(Collected data entries)

--- Begin ---

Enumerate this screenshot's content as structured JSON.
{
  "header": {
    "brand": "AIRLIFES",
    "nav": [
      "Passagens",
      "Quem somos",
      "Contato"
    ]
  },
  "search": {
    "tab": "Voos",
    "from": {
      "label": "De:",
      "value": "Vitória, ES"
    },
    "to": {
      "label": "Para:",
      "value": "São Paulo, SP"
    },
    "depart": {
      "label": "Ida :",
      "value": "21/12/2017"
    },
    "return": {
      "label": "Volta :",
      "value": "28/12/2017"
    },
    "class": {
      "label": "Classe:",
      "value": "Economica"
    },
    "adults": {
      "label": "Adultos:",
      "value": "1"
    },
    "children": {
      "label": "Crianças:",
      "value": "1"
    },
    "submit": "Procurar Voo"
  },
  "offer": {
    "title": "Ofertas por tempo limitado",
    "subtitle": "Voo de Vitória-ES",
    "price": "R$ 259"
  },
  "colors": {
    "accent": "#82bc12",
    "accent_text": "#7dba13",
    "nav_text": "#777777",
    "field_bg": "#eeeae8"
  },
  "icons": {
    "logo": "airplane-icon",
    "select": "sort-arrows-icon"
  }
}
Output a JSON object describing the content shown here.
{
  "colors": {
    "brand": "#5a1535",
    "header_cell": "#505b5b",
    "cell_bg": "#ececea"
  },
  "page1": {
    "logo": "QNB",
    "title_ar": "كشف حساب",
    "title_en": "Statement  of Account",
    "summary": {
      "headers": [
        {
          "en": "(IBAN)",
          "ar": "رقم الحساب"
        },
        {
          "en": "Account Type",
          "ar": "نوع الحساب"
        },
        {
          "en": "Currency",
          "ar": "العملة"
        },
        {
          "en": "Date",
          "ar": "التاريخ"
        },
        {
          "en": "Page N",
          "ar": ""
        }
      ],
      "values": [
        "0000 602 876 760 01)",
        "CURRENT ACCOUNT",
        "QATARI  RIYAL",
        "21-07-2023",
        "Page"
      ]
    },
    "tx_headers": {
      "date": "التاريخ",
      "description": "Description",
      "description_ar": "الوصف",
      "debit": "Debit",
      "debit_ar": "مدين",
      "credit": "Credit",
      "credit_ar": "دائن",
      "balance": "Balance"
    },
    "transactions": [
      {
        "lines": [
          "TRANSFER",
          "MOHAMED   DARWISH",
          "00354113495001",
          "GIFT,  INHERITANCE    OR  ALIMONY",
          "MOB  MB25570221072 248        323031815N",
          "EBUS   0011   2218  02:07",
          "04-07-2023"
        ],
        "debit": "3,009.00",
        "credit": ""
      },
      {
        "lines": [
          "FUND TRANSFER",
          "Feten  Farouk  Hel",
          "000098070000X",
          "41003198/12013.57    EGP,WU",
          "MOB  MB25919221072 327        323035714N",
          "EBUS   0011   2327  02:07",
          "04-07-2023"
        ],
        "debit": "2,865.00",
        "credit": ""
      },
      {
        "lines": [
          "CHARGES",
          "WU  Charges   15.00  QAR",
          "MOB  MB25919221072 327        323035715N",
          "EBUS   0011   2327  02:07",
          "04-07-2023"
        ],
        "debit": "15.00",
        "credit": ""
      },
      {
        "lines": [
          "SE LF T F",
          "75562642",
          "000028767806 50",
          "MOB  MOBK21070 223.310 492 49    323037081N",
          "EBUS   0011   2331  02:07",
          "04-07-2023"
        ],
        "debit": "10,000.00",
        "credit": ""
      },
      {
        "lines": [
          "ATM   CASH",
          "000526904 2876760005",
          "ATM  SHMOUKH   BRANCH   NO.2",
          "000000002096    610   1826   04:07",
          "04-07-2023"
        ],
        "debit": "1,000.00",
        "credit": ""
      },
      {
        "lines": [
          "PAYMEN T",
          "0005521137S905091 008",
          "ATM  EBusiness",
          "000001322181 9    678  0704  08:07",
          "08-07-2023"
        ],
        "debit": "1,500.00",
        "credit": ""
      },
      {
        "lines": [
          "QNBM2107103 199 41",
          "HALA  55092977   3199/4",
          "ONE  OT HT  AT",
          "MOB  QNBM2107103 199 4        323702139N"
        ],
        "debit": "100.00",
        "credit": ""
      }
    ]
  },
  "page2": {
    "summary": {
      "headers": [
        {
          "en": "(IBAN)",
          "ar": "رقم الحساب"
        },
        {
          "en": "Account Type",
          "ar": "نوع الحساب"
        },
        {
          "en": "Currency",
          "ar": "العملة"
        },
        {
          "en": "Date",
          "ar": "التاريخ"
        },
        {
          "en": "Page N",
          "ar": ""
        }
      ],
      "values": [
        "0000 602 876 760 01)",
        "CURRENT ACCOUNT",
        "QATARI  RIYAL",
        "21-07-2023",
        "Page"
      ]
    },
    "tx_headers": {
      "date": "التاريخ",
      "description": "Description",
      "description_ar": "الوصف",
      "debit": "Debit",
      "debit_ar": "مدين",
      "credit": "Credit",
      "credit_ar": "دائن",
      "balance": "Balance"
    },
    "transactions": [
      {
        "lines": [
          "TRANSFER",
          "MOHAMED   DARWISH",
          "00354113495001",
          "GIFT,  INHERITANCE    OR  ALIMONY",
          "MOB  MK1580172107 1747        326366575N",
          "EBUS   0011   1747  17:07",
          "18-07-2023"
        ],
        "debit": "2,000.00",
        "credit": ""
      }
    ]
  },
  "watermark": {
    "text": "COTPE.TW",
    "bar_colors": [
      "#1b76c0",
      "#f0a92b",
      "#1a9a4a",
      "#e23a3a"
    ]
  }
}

--- End ---

# GOAL OF THE EXERCISE
Transcribe all of the entries without altering anything.

# FINAL ANSWER
Enumerate this screenshot's content as structured JSON.
{
  "header": {
    "brand": "AIRLIFES",
    "nav": [
      "Passagens",
      "Quem somos",
      "Contato"
    ]
  },
  "search": {
    "tab": "Voos",
    "from": {
      "label": "De:",
      "value": "Vitória, ES"
    },
    "to": {
      "label": "Para:",
      "value": "São Paulo, SP"
    },
    "depart": {
      "label": "Ida :",
      "value": "21/12/2017"
    },
    "return": {
      "label": "Volta :",
      "value": "28/12/2017"
    },
    "class": {
      "label": "Classe:",
      "value": "Economica"
    },
    "adults": {
      "label": "Adultos:",
      "value": "1"
    },
    "children": {
      "label": "Crianças:",
      "value": "1"
    },
    "submit": "Procurar Voo"
  },
  "offer": {
    "title": "Ofertas por tempo limitado",
    "subtitle": "Voo de Vitória-ES",
    "price": "R$ 259"
  },
  "colors": {
    "accent": "#82bc12",
    "accent_text": "#7dba13",
    "nav_text": "#777777",
    "field_bg": "#eeeae8"
  },
  "icons": {
    "logo": "airplane-icon",
    "select": "sort-arrows-icon"
  }
}
Output a JSON object describing the content shown here.
{
  "colors": {
    "brand": "#5a1535",
    "header_cell": "#505b5b",
    "cell_bg": "#ececea"
  },
  "page1": {
    "logo": "QNB",
    "title_ar": "كشف حساب",
    "title_en": "Statement  of Account",
    "summary": {
      "headers": [
        {
          "en": "(IBAN)",
          "ar": "رقم الحساب"
        },
        {
          "en": "Account Type",
          "ar": "نوع الحساب"
        },
        {
          "en": "Currency",
          "ar": "العملة"
        },
        {
          "en": "Date",
          "ar": "التاريخ"
        },
        {
          "en": "Page N",
          "ar": ""
        }
      ],
      "values": [
        "0000 602 876 760 01)",
        "CURRENT ACCOUNT",
        "QATARI  RIYAL",
        "21-07-2023",
        "Page"
      ]
    },
    "tx_headers": {
      "date": "التاريخ",
      "description": "Description",
      "description_ar": "الوصف",
      "debit": "Debit",
      "debit_ar": "مدين",
      "credit": "Credit",
      "credit_ar": "دائن",
      "balance": "Balance"
    },
    "transactions": [
      {
        "lines": [
          "TRANSFER",
          "MOHAMED   DARWISH",
          "00354113495001",
          "GIFT,  INHERITANCE    OR  ALIMONY",
          "MOB  MB25570221072 248        323031815N",
          "EBUS   0011   2218  02:07",
          "04-07-2023"
        ],
        "debit": "3,009.00",
        "credit": ""
      },
      {
        "lines": [
          "FUND TRANSFER",
          "Feten  Farouk  Hel",
          "000098070000X",
          "41003198/12013.57    EGP,WU",
          "MOB  MB25919221072 327        323035714N",
          "EBUS   0011   2327  02:07",
          "04-07-2023"
        ],
        "debit": "2,865.00",
        "credit": ""
      },
      {
        "lines": [
          "CHARGES",
          "WU  Charges   15.00  QAR",
          "MOB  MB25919221072 327        323035715N",
          "EBUS   0011   2327  02:07",
          "04-07-2023"
        ],
        "debit": "15.00",
        "credit": ""
      },
      {
        "lines": [
          "SE LF T F",
          "75562642",
          "000028767806 50",
          "MOB  MOBK21070 223.310 492 49    323037081N",
          "EBUS   0011   2331  02:07",
          "04-07-2023"
        ],
        "debit": "10,000.00",
        "credit": ""
      },
      {
        "lines": [
          "ATM   CASH",
          "000526904 2876760005",
          "ATM  SHMOUKH   BRANCH   NO.2",
          "000000002096    610   1826   04:07",
          "04-07-2023"
        ],
        "debit": "1,000.00",
        "credit": ""
      },
      {
        "lines": [
          "PAYMEN T",
          "0005521137S905091 008",
          "ATM  EBusiness",
          "000001322181 9    678  0704  08:07",
          "08-07-2023"
        ],
        "debit": "1,500.00",
        "credit": ""
      },
      {
        "lines": [
          "QNBM2107103 199 41",
          "HALA  55092977   3199/4",
          "ONE  OT HT  AT",
          "MOB  QNBM2107103 199 4        323702139N"
        ],
        "debit": "100.00",
        "credit": ""
      }
    ]
  },
  "page2": {
    "summary": {
      "headers": [
        {
          "en": "(IBAN)",
          "ar": "رقم الحساب"
        },
        {
          "en": "Account Type",
          "ar": "نوع الحساب"
        },
        {
          "en": "Currency",
          "ar": "العملة"
        },
        {
          "en": "Date",
          "ar": "التاريخ"
        },
        {
          "en": "Page N",
          "ar": ""
        }
      ],
      "values": [
        "0000 602 876 760 01)",
        "CURRENT ACCOUNT",
        "QATARI  RIYAL",
        "21-07-2023",
        "Page"
      ]
    },
    "tx_headers": {
      "date": "التاريخ",
      "description": "Description",
      "description_ar": "الوصف",
      "debit": "Debit",
      "debit_ar": "مدين",
      "credit": "Credit",
      "credit_ar": "دائن",
      "balance": "Balance"
    },
    "transactions": [
      {
        "lines": [
          "TRANSFER",
          "MOHAMED   DARWISH",
          "00354113495001",
          "GIFT,  INHERITANCE    OR  ALIMONY",
          "MOB  MK1580172107 1747        326366575N",
          "EBUS   0011   1747  17:07",
          "18-07-2023"
        ],
        "debit": "2,000.00",
        "credit": ""
      }
    ]
  },
  "watermark": {
    "text": "COTPE.TW",
    "bar_colors": [
      "#1b76c0",
      "#f0a92b",
      "#1a9a4a",
      "#e23a3a"
    ]
  }
}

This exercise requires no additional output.